- _DATA ROWS_
- - -
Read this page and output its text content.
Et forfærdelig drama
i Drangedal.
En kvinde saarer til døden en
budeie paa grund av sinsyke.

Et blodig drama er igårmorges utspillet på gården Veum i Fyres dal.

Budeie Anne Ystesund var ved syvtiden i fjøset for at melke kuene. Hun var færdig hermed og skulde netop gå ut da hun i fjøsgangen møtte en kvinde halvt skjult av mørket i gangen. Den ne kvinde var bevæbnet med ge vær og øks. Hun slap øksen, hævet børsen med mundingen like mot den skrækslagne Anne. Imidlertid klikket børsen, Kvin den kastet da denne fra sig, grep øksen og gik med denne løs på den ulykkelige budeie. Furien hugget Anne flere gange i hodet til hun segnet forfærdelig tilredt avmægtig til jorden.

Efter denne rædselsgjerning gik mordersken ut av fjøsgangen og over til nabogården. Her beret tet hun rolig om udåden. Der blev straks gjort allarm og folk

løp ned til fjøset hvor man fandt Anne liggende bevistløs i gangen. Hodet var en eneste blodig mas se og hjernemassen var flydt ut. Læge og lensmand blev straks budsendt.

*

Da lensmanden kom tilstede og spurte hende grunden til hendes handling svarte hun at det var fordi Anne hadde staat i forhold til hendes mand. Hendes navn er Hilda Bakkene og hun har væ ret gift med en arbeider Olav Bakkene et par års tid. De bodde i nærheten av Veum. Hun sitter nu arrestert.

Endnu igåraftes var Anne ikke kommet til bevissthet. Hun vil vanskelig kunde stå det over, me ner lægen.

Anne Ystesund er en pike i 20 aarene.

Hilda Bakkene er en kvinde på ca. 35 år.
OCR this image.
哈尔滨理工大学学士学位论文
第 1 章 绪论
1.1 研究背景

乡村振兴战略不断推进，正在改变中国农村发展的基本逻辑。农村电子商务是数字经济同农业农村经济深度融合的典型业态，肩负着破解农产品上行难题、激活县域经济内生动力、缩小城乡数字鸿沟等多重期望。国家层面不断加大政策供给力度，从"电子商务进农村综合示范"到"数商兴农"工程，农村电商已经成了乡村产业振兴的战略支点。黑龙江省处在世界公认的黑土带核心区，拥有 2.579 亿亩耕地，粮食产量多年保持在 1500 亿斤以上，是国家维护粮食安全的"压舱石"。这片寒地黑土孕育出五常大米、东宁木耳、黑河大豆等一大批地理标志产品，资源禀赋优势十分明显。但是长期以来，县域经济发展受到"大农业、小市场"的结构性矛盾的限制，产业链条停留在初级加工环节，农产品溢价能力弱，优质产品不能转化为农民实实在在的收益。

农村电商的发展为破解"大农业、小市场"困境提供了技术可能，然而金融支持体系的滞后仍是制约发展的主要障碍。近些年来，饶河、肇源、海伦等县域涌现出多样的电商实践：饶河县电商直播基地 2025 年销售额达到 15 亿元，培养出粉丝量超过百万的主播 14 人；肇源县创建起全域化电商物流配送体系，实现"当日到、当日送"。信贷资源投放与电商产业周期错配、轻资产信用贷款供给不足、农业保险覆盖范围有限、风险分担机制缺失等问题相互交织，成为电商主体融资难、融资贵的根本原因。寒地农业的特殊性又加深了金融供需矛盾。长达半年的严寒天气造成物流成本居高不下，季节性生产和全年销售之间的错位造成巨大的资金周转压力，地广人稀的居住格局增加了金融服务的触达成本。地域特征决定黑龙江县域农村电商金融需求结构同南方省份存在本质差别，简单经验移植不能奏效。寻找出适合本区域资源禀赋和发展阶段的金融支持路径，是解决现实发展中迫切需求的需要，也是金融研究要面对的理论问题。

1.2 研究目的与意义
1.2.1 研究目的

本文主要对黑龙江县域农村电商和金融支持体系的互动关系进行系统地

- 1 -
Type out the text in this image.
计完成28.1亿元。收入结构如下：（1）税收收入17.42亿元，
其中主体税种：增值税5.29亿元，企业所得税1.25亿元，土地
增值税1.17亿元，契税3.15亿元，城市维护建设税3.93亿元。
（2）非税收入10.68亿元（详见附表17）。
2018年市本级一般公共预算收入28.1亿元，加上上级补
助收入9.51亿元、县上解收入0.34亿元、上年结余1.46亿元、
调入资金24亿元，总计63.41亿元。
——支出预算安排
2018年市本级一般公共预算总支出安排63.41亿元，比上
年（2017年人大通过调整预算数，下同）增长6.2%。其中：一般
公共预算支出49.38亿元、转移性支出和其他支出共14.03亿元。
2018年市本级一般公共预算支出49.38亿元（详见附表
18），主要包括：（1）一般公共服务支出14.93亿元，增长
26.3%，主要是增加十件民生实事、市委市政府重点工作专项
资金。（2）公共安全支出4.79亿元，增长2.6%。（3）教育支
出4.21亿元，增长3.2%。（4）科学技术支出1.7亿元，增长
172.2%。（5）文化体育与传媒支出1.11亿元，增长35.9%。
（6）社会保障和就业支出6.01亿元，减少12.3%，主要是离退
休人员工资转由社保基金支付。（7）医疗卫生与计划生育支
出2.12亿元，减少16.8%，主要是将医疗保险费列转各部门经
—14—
- - -
Collect each line above holding the string "budeie".

budeie paa grund av sinsyke.
Budeie Anne Ystesund var ved syvtiden i fjøset for at melke kuene. Hun var færdig hermed og skulde netop gå ut da hun i fjøsgangen møtte en kvinde halvt skjult av mørket i gangen. Den ne kvinde var bevæbnet med ge vær og øks. Hun slap øksen, hævet børsen med mundingen like mot den skrækslagne Anne. Imidlertid klikket børsen, Kvin den kastet da denne fra sig, grep øksen og gik med denne løs på den ulykkelige budeie. Furien hugget Anne flere gange i hodet til hun segnet forfærdelig tilredt avmægtig til jorden.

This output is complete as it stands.